Copy the data that follows exactly. Include no pictures.

** Recorded information **

-------------------------

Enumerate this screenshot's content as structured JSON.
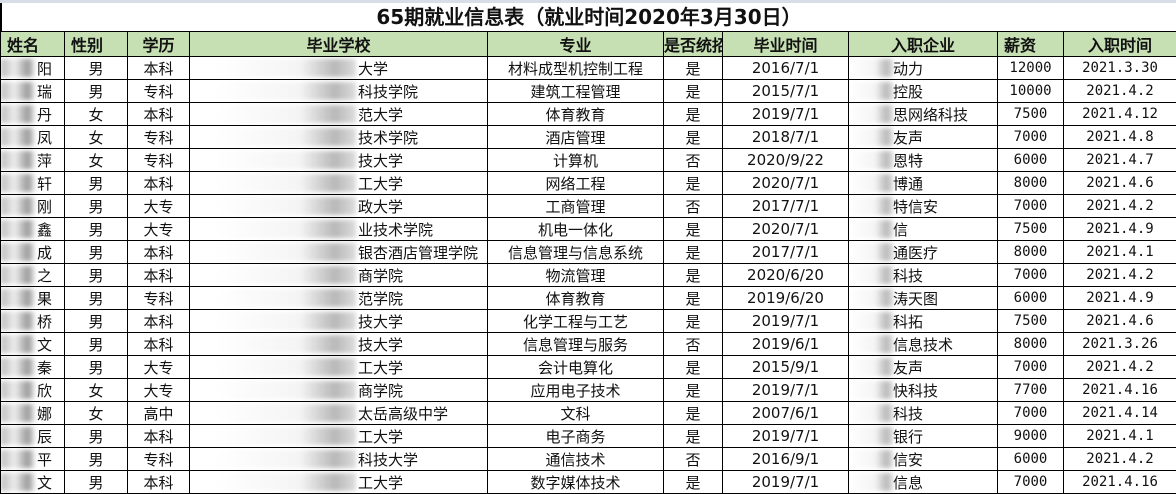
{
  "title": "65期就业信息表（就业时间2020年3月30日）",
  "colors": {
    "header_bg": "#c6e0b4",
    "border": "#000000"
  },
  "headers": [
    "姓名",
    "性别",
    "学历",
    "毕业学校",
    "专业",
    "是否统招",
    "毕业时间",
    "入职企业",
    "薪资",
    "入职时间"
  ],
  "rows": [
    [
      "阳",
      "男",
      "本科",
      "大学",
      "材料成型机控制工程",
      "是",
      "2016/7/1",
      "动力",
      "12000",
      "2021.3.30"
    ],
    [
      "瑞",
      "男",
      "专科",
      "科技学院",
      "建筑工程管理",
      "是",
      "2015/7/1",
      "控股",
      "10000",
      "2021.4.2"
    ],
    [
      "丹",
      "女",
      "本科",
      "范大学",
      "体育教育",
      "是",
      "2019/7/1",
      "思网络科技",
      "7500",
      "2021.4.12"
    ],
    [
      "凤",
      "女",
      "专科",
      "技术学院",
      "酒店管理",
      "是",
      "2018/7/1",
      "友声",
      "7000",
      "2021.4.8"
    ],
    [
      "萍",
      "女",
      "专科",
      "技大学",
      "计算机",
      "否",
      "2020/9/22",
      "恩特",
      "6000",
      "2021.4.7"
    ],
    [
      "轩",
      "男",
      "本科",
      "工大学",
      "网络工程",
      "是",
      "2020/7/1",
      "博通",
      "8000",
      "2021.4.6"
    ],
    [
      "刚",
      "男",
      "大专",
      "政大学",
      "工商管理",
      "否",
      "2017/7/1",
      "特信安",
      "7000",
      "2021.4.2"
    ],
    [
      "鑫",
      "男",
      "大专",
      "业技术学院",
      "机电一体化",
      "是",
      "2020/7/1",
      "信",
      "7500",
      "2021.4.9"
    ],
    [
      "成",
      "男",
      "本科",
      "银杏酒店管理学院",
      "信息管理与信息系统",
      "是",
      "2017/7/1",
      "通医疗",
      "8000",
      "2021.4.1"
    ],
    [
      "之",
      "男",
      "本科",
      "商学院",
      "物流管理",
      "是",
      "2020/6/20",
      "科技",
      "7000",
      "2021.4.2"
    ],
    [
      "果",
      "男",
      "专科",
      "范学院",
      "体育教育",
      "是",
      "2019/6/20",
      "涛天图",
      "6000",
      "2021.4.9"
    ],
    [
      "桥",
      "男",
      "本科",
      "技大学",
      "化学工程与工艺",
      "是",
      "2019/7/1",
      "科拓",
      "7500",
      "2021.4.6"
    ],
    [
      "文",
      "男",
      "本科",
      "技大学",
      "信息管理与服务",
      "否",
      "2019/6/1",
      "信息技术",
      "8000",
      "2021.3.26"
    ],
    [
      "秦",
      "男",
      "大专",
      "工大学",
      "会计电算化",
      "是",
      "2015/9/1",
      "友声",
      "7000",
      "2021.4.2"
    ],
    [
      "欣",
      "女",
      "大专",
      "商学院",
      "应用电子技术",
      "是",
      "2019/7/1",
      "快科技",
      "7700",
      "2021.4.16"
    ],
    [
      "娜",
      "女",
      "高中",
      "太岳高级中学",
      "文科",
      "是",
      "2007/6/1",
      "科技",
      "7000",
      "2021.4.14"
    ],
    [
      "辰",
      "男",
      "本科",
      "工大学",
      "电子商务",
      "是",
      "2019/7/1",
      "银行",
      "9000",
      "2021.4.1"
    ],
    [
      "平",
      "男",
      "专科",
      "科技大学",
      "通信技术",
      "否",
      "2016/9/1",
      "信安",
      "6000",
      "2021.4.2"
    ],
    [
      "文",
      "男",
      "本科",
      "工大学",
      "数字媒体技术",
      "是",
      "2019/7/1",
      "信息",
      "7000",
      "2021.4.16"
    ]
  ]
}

-------------------------

** Solution for this task **
Enumerate this screenshot's content as structured JSON.
{
  "title": "65期就业信息表（就业时间2020年3月30日）",
  "colors": {
    "header_bg": "#c6e0b4",
    "border": "#000000"
  },
  "headers": [
    "姓名",
    "性别",
    "学历",
    "毕业学校",
    "专业",
    "是否统招",
    "毕业时间",
    "入职企业",
    "薪资",
    "入职时间"
  ],
  "rows": [
    [
      "阳",
      "男",
      "本科",
      "大学",
      "材料成型机控制工程",
      "是",
      "2016/7/1",
      "动力",
      "12000",
      "2021.3.30"
    ],
    [
      "瑞",
      "男",
      "专科",
      "科技学院",
      "建筑工程管理",
      "是",
      "2015/7/1",
      "控股",
      "10000",
      "2021.4.2"
    ],
    [
      "丹",
      "女",
      "本科",
      "范大学",
      "体育教育",
      "是",
      "2019/7/1",
      "思网络科技",
      "7500",
      "2021.4.12"
    ],
    [
      "凤",
      "女",
      "专科",
      "技术学院",
      "酒店管理",
      "是",
      "2018/7/1",
      "友声",
      "7000",
      "2021.4.8"
    ],
    [
      "萍",
      "女",
      "专科",
      "技大学",
      "计算机",
      "否",
      "2020/9/22",
      "恩特",
      "6000",
      "2021.4.7"
    ],
    [
      "轩",
      "男",
      "本科",
      "工大学",
      "网络工程",
      "是",
      "2020/7/1",
      "博通",
      "8000",
      "2021.4.6"
    ],
    [
      "刚",
      "男",
      "大专",
      "政大学",
      "工商管理",
      "否",
      "2017/7/1",
      "特信安",
      "7000",
      "2021.4.2"
    ],
    [
      "鑫",
      "男",
      "大专",
      "业技术学院",
      "机电一体化",
      "是",
      "2020/7/1",
      "信",
      "7500",
      "2021.4.9"
    ],
    [
      "成",
      "男",
      "本科",
      "银杏酒店管理学院",
      "信息管理与信息系统",
      "是",
      "2017/7/1",
      "通医疗",
      "8000",
      "2021.4.1"
    ],
    [
      "之",
      "男",
      "本科",
      "商学院",
      "物流管理",
      "是",
      "2020/6/20",
      "科技",
      "7000",
      "2021.4.2"
    ],
    [
      "果",
      "男",
      "专科",
      "范学院",
      "体育教育",
      "是",
      "2019/6/20",
      "涛天图",
      "6000",
      "2021.4.9"
    ],
    [
      "桥",
      "男",
      "本科",
      "技大学",
      "化学工程与工艺",
      "是",
      "2019/7/1",
      "科拓",
      "7500",
      "2021.4.6"
    ],
    [
      "文",
      "男",
      "本科",
      "技大学",
      "信息管理与服务",
      "否",
      "2019/6/1",
      "信息技术",
      "8000",
      "2021.3.26"
    ],
    [
      "秦",
      "男",
      "大专",
      "工大学",
      "会计电算化",
      "是",
      "2015/9/1",
      "友声",
      "7000",
      "2021.4.2"
    ],
    [
      "欣",
      "女",
      "大专",
      "商学院",
      "应用电子技术",
      "是",
      "2019/7/1",
      "快科技",
      "7700",
      "2021.4.16"
    ],
    [
      "娜",
      "女",
      "高中",
      "太岳高级中学",
      "文科",
      "是",
      "2007/6/1",
      "科技",
      "7000",
      "2021.4.14"
    ],
    [
      "辰",
      "男",
      "本科",
      "工大学",
      "电子商务",
      "是",
      "2019/7/1",
      "银行",
      "9000",
      "2021.4.1"
    ],
    [
      "平",
      "男",
      "专科",
      "科技大学",
      "通信技术",
      "否",
      "2016/9/1",
      "信安",
      "6000",
      "2021.4.2"
    ],
    [
      "文",
      "男",
      "本科",
      "工大学",
      "数字媒体技术",
      "是",
      "2019/7/1",
      "信息",
      "7000",
      "2021.4.16"
    ]
  ]
}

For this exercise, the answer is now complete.